▶ Your instructions: Repeat every record below exactly as written.

- - - -

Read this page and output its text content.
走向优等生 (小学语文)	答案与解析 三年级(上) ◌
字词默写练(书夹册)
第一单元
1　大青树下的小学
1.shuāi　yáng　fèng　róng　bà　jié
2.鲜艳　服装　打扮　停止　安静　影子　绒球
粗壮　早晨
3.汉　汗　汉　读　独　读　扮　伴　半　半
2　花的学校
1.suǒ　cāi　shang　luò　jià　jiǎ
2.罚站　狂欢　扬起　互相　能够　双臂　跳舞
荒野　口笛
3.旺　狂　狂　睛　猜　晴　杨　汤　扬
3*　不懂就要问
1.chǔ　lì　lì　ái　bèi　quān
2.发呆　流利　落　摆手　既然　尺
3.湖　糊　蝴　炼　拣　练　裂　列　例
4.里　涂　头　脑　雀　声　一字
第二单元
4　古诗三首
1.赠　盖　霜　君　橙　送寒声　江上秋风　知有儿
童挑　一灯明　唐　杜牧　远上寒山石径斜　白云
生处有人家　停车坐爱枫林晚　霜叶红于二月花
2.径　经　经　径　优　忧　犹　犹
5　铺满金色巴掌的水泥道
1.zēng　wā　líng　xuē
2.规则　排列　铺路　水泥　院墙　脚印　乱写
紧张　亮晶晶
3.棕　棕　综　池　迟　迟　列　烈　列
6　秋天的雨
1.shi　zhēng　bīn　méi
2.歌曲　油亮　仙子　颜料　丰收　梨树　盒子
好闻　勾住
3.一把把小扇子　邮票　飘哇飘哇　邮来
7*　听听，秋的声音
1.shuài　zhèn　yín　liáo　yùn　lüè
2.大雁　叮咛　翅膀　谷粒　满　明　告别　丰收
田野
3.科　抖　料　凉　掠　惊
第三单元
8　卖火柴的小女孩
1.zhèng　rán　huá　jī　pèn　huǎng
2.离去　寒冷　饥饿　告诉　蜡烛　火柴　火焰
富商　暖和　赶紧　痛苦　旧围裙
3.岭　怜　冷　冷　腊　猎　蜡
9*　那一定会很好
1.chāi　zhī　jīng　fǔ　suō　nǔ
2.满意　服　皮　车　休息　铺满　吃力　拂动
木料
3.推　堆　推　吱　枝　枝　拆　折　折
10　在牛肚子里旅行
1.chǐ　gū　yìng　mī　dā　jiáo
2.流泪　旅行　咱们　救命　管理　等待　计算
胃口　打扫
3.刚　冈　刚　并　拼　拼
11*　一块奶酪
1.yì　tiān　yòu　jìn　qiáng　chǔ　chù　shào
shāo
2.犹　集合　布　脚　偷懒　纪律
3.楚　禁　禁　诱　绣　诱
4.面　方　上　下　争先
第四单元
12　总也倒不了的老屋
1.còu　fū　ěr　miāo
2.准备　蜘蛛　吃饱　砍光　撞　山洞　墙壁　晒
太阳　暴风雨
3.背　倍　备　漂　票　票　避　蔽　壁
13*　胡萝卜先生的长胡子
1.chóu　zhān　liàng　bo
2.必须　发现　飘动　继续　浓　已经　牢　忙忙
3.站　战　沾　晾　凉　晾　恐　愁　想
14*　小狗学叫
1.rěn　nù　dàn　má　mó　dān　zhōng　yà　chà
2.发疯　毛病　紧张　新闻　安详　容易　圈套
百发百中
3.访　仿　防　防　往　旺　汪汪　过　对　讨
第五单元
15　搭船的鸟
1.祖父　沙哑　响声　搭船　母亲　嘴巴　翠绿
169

- - - -

▶ Answer for this exercise:
Read this page and output its text content.
走向优等生 (小学语文)	答案与解析 三年级(上) ◌
字词默写练(书夹册)
第一单元
1　大青树下的小学
1.shuāi　yáng　fèng　róng　bà　jié
2.鲜艳　服装　打扮　停止　安静　影子　绒球
粗壮　早晨
3.汉　汗　汉　读　独　读　扮　伴　半　半
2　花的学校
1.suǒ　cāi　shang　luò　jià　jiǎ
2.罚站　狂欢　扬起　互相　能够　双臂　跳舞
荒野　口笛
3.旺　狂　狂　睛　猜　晴　杨　汤　扬
3*　不懂就要问
1.chǔ　lì　lì　ái　bèi　quān
2.发呆　流利　落　摆手　既然　尺
3.湖　糊　蝴　炼　拣　练　裂　列　例
4.里　涂　头　脑　雀　声　一字
第二单元
4　古诗三首
1.赠　盖　霜　君　橙　送寒声　江上秋风　知有儿
童挑　一灯明　唐　杜牧　远上寒山石径斜　白云
生处有人家　停车坐爱枫林晚　霜叶红于二月花
2.径　经　经　径　优　忧　犹　犹
5　铺满金色巴掌的水泥道
1.zēng　wā　líng　xuē
2.规则　排列　铺路　水泥　院墙　脚印　乱写
紧张　亮晶晶
3.棕　棕　综　池　迟　迟　列　烈　列
6　秋天的雨
1.shi　zhēng　bīn　méi
2.歌曲　油亮　仙子　颜料　丰收　梨树　盒子
好闻　勾住
3.一把把小扇子　邮票　飘哇飘哇　邮来
7*　听听，秋的声音
1.shuài　zhèn　yín　liáo　yùn　lüè
2.大雁　叮咛　翅膀　谷粒　满　明　告别　丰收
田野
3.科　抖　料　凉　掠　惊
第三单元
8　卖火柴的小女孩
1.zhèng　rán　huá　jī　pèn　huǎng
2.离去　寒冷　饥饿　告诉　蜡烛　火柴　火焰
富商　暖和　赶紧　痛苦　旧围裙
3.岭　怜　冷　冷　腊　猎　蜡
9*　那一定会很好
1.chāi　zhī　jīng　fǔ　suō　nǔ
2.满意　服　皮　车　休息　铺满　吃力　拂动
木料
3.推　堆　推　吱　枝　枝　拆　折　折
10　在牛肚子里旅行
1.chǐ　gū　yìng　mī　dā　jiáo
2.流泪　旅行　咱们　救命　管理　等待　计算
胃口　打扫
3.刚　冈　刚　并　拼　拼
11*　一块奶酪
1.yì　tiān　yòu　jìn　qiáng　chǔ　chù　shào
shāo
2.犹　集合　布　脚　偷懒　纪律
3.楚　禁　禁　诱　绣　诱
4.面　方　上　下　争先
第四单元
12　总也倒不了的老屋
1.còu　fū　ěr　miāo
2.准备　蜘蛛　吃饱　砍光　撞　山洞　墙壁　晒
太阳　暴风雨
3.背　倍　备　漂　票　票　避　蔽　壁
13*　胡萝卜先生的长胡子
1.chóu　zhān　liàng　bo
2.必须　发现　飘动　继续　浓　已经　牢　忙忙
3.站　战　沾　晾　凉　晾　恐　愁　想
14*　小狗学叫
1.rěn　nù　dàn　má　mó　dān　zhōng　yà　chà
2.发疯　毛病　紧张　新闻　安详　容易　圈套
百发百中
3.访　仿　防　防　往　旺　汪汪　过　对　讨
第五单元
15　搭船的鸟
1.祖父　沙哑　响声　搭船　母亲　嘴巴　翠绿
169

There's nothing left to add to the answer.